[Dataset items]
** begin **

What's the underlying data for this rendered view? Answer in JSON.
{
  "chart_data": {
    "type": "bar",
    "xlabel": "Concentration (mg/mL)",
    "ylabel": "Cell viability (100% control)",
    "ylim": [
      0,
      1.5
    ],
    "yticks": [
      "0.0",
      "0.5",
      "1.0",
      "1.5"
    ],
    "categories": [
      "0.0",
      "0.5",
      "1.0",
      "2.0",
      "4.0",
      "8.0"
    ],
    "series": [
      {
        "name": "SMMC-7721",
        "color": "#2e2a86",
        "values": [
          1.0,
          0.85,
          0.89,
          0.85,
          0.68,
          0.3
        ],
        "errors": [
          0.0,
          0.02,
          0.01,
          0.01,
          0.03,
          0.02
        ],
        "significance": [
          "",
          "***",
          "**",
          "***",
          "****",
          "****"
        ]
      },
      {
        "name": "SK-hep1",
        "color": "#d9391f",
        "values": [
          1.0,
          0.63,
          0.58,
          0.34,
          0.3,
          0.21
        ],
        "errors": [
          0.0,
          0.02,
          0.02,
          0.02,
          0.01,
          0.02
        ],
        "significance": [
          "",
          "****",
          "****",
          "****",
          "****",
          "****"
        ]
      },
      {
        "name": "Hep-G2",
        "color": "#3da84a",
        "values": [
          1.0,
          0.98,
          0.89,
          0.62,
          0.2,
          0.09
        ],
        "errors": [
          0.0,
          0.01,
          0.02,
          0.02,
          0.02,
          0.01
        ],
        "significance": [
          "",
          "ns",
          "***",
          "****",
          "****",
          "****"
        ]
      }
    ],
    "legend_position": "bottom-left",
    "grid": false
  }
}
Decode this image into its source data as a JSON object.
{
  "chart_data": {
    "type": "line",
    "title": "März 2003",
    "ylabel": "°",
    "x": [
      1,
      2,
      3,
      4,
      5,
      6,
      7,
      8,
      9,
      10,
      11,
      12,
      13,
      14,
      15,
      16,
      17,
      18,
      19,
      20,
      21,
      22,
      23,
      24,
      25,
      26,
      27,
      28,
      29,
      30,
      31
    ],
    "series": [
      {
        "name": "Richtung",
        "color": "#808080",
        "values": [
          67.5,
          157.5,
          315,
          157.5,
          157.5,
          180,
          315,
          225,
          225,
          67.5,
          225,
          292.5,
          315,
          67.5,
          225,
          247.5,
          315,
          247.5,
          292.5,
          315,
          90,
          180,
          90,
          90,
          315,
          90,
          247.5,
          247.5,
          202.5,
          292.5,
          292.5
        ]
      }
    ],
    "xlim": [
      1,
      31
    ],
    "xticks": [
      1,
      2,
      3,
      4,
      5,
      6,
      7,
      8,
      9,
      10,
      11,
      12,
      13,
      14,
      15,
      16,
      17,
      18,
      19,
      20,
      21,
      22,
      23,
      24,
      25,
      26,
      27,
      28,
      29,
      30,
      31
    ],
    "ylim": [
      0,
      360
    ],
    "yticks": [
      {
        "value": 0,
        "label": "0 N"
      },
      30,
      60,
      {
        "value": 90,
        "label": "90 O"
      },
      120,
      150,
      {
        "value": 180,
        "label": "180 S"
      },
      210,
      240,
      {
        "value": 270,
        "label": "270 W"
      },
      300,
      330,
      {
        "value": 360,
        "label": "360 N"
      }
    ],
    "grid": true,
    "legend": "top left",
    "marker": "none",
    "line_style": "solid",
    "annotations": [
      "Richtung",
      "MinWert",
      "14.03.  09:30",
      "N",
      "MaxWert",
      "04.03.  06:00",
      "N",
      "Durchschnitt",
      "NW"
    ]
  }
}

** end **

Print back all the lines verbatim.

What's the underlying data for this rendered view? Answer in JSON.
{
  "chart_data": {
    "type": "bar",
    "xlabel": "Concentration (mg/mL)",
    "ylabel": "Cell viability (100% control)",
    "ylim": [
      0,
      1.5
    ],
    "yticks": [
      "0.0",
      "0.5",
      "1.0",
      "1.5"
    ],
    "categories": [
      "0.0",
      "0.5",
      "1.0",
      "2.0",
      "4.0",
      "8.0"
    ],
    "series": [
      {
        "name": "SMMC-7721",
        "color": "#2e2a86",
        "values": [
          1.0,
          0.85,
          0.89,
          0.85,
          0.68,
          0.3
        ],
        "errors": [
          0.0,
          0.02,
          0.01,
          0.01,
          0.03,
          0.02
        ],
        "significance": [
          "",
          "***",
          "**",
          "***",
          "****",
          "****"
        ]
      },
      {
        "name": "SK-hep1",
        "color": "#d9391f",
        "values": [
          1.0,
          0.63,
          0.58,
          0.34,
          0.3,
          0.21
        ],
        "errors": [
          0.0,
          0.02,
          0.02,
          0.02,
          0.01,
          0.02
        ],
        "significance": [
          "",
          "****",
          "****",
          "****",
          "****",
          "****"
        ]
      },
      {
        "name": "Hep-G2",
        "color": "#3da84a",
        "values": [
          1.0,
          0.98,
          0.89,
          0.62,
          0.2,
          0.09
        ],
        "errors": [
          0.0,
          0.01,
          0.02,
          0.02,
          0.02,
          0.01
        ],
        "significance": [
          "",
          "ns",
          "***",
          "****",
          "****",
          "****"
        ]
      }
    ],
    "legend_position": "bottom-left",
    "grid": false
  }
}
Decode this image into its source data as a JSON object.
{
  "chart_data": {
    "type": "line",
    "title": "März 2003",
    "ylabel": "°",
    "x": [
      1,
      2,
      3,
      4,
      5,
      6,
      7,
      8,
      9,
      10,
      11,
      12,
      13,
      14,
      15,
      16,
      17,
      18,
      19,
      20,
      21,
      22,
      23,
      24,
      25,
      26,
      27,
      28,
      29,
      30,
      31
    ],
    "series": [
      {
        "name": "Richtung",
        "color": "#808080",
        "values": [
          67.5,
          157.5,
          315,
          157.5,
          157.5,
          180,
          315,
          225,
          225,
          67.5,
          225,
          292.5,
          315,
          67.5,
          225,
          247.5,
          315,
          247.5,
          292.5,
          315,
          90,
          180,
          90,
          90,
          315,
          90,
          247.5,
          247.5,
          202.5,
          292.5,
          292.5
        ]
      }
    ],
    "xlim": [
      1,
      31
    ],
    "xticks": [
      1,
      2,
      3,
      4,
      5,
      6,
      7,
      8,
      9,
      10,
      11,
      12,
      13,
      14,
      15,
      16,
      17,
      18,
      19,
      20,
      21,
      22,
      23,
      24,
      25,
      26,
      27,
      28,
      29,
      30,
      31
    ],
    "ylim": [
      0,
      360
    ],
    "yticks": [
      {
        "value": 0,
        "label": "0 N"
      },
      30,
      60,
      {
        "value": 90,
        "label": "90 O"
      },
      120,
      150,
      {
        "value": 180,
        "label": "180 S"
      },
      210,
      240,
      {
        "value": 270,
        "label": "270 W"
      },
      300,
      330,
      {
        "value": 360,
        "label": "360 N"
      }
    ],
    "grid": true,
    "legend": "top left",
    "marker": "none",
    "line_style": "solid",
    "annotations": [
      "Richtung",
      "MinWert",
      "14.03.  09:30",
      "N",
      "MaxWert",
      "04.03.  06:00",
      "N",
      "Durchschnitt",
      "NW"
    ]
  }
}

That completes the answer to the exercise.